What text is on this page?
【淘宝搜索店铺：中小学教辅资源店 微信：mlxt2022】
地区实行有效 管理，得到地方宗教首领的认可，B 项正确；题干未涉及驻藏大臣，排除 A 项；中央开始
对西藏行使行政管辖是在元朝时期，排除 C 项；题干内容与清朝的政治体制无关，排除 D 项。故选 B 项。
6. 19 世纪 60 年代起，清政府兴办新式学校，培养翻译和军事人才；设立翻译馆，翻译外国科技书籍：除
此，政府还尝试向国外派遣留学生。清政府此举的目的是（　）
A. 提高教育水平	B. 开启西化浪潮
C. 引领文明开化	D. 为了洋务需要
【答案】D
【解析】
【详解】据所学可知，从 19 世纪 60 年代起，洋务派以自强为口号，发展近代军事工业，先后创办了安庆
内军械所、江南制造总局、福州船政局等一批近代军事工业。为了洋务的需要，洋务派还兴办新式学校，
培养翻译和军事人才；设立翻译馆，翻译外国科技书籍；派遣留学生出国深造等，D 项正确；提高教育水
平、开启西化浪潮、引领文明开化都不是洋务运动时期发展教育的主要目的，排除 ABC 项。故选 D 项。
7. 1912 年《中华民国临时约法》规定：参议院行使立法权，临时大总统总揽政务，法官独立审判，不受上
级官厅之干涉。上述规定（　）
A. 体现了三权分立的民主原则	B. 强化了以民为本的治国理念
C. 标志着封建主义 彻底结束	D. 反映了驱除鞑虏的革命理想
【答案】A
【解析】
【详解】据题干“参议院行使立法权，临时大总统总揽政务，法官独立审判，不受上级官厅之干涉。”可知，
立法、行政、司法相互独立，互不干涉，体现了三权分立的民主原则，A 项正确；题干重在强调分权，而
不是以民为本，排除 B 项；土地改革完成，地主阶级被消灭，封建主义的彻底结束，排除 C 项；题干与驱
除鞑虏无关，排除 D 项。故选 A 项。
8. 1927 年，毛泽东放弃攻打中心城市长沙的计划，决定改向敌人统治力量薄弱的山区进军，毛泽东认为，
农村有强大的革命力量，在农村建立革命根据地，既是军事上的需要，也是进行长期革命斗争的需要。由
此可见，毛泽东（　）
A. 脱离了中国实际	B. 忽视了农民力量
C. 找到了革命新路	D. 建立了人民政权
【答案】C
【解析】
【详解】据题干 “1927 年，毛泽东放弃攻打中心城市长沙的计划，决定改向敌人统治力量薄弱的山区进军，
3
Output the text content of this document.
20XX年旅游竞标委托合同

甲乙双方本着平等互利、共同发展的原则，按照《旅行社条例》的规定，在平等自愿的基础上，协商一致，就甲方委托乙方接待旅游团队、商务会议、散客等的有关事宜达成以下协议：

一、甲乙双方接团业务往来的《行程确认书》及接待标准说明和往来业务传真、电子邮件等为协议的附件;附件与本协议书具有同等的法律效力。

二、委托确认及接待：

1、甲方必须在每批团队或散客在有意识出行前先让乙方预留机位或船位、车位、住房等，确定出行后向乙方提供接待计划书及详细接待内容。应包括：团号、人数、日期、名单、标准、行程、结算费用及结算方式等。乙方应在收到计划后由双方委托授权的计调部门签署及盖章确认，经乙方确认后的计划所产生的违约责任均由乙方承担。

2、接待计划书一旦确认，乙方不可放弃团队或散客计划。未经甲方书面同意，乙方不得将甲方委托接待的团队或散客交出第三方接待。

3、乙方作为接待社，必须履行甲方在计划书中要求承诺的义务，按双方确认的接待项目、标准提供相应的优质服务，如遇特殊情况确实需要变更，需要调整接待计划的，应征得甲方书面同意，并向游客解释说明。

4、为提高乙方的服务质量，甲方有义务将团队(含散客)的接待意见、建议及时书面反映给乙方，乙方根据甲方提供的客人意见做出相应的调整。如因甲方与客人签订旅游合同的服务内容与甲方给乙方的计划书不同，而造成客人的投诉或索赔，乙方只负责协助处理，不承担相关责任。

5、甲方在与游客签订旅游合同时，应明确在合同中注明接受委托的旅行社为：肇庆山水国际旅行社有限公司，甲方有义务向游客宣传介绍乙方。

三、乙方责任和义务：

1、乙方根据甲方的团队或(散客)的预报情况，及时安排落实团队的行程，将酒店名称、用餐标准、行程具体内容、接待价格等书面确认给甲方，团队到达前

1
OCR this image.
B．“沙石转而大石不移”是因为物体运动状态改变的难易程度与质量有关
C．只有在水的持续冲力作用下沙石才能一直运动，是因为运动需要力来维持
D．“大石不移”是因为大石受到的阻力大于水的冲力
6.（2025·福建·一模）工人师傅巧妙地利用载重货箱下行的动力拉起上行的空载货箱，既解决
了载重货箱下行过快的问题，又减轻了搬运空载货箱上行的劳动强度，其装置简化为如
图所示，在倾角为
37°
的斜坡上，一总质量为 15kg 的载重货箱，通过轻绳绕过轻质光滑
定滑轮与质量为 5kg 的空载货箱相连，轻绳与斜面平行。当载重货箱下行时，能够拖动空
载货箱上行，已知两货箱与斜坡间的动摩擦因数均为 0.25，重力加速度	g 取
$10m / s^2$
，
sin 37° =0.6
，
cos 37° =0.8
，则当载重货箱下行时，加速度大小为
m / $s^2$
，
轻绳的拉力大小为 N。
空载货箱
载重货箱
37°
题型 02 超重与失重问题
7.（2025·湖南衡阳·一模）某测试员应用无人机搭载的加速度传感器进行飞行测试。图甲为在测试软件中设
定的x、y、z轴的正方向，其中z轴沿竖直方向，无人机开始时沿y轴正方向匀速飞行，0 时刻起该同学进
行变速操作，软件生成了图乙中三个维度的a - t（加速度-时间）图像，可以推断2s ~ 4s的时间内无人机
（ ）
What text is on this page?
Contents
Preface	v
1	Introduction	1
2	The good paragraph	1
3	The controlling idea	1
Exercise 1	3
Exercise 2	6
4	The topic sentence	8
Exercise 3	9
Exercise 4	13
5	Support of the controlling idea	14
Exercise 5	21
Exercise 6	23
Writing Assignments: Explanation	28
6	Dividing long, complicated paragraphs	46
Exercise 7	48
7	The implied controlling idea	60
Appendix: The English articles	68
::::
[What is being asked]: Exactly and exclusively, repeat the lines from the line that contains "Output the text content of this document." through the end of the records, both ends included.

[Solution for this problem]:
Output the text content of this document.
20XX年旅游竞标委托合同

甲乙双方本着平等互利、共同发展的原则，按照《旅行社条例》的规定，在平等自愿的基础上，协商一致，就甲方委托乙方接待旅游团队、商务会议、散客等的有关事宜达成以下协议：

一、甲乙双方接团业务往来的《行程确认书》及接待标准说明和往来业务传真、电子邮件等为协议的附件;附件与本协议书具有同等的法律效力。

二、委托确认及接待：

1、甲方必须在每批团队或散客在有意识出行前先让乙方预留机位或船位、车位、住房等，确定出行后向乙方提供接待计划书及详细接待内容。应包括：团号、人数、日期、名单、标准、行程、结算费用及结算方式等。乙方应在收到计划后由双方委托授权的计调部门签署及盖章确认，经乙方确认后的计划所产生的违约责任均由乙方承担。

2、接待计划书一旦确认，乙方不可放弃团队或散客计划。未经甲方书面同意，乙方不得将甲方委托接待的团队或散客交出第三方接待。

3、乙方作为接待社，必须履行甲方在计划书中要求承诺的义务，按双方确认的接待项目、标准提供相应的优质服务，如遇特殊情况确实需要变更，需要调整接待计划的，应征得甲方书面同意，并向游客解释说明。

4、为提高乙方的服务质量，甲方有义务将团队(含散客)的接待意见、建议及时书面反映给乙方，乙方根据甲方提供的客人意见做出相应的调整。如因甲方与客人签订旅游合同的服务内容与甲方给乙方的计划书不同，而造成客人的投诉或索赔，乙方只负责协助处理，不承担相关责任。

5、甲方在与游客签订旅游合同时，应明确在合同中注明接受委托的旅行社为：肇庆山水国际旅行社有限公司，甲方有义务向游客宣传介绍乙方。

三、乙方责任和义务：

1、乙方根据甲方的团队或(散客)的预报情况，及时安排落实团队的行程，将酒店名称、用餐标准、行程具体内容、接待价格等书面确认给甲方，团队到达前

1
OCR this image.
B．“沙石转而大石不移”是因为物体运动状态改变的难易程度与质量有关
C．只有在水的持续冲力作用下沙石才能一直运动，是因为运动需要力来维持
D．“大石不移”是因为大石受到的阻力大于水的冲力
6.（2025·福建·一模）工人师傅巧妙地利用载重货箱下行的动力拉起上行的空载货箱，既解决
了载重货箱下行过快的问题，又减轻了搬运空载货箱上行的劳动强度，其装置简化为如
图所示，在倾角为
37°
的斜坡上，一总质量为 15kg 的载重货箱，通过轻绳绕过轻质光滑
定滑轮与质量为 5kg 的空载货箱相连，轻绳与斜面平行。当载重货箱下行时，能够拖动空
载货箱上行，已知两货箱与斜坡间的动摩擦因数均为 0.25，重力加速度	g 取
$10m / s^2$
，
sin 37° =0.6
，
cos 37° =0.8
，则当载重货箱下行时，加速度大小为
m / $s^2$
，
轻绳的拉力大小为 N。
空载货箱
载重货箱
37°
题型 02 超重与失重问题
7.（2025·湖南衡阳·一模）某测试员应用无人机搭载的加速度传感器进行飞行测试。图甲为在测试软件中设
定的x、y、z轴的正方向，其中z轴沿竖直方向，无人机开始时沿y轴正方向匀速飞行，0 时刻起该同学进
行变速操作，软件生成了图乙中三个维度的a - t（加速度-时间）图像，可以推断2s ~ 4s的时间内无人机
（ ）
What text is on this page?
Contents
Preface	v
1	Introduction	1
2	The good paragraph	1
3	The controlling idea	1
Exercise 1	3
Exercise 2	6
4	The topic sentence	8
Exercise 3	9
Exercise 4	13
5	Support of the controlling idea	14
Exercise 5	21
Exercise 6	23
Writing Assignments: Explanation	28
6	Dividing long, complicated paragraphs	46
Exercise 7	48
7	The implied controlling idea	60
Appendix: The English articles	68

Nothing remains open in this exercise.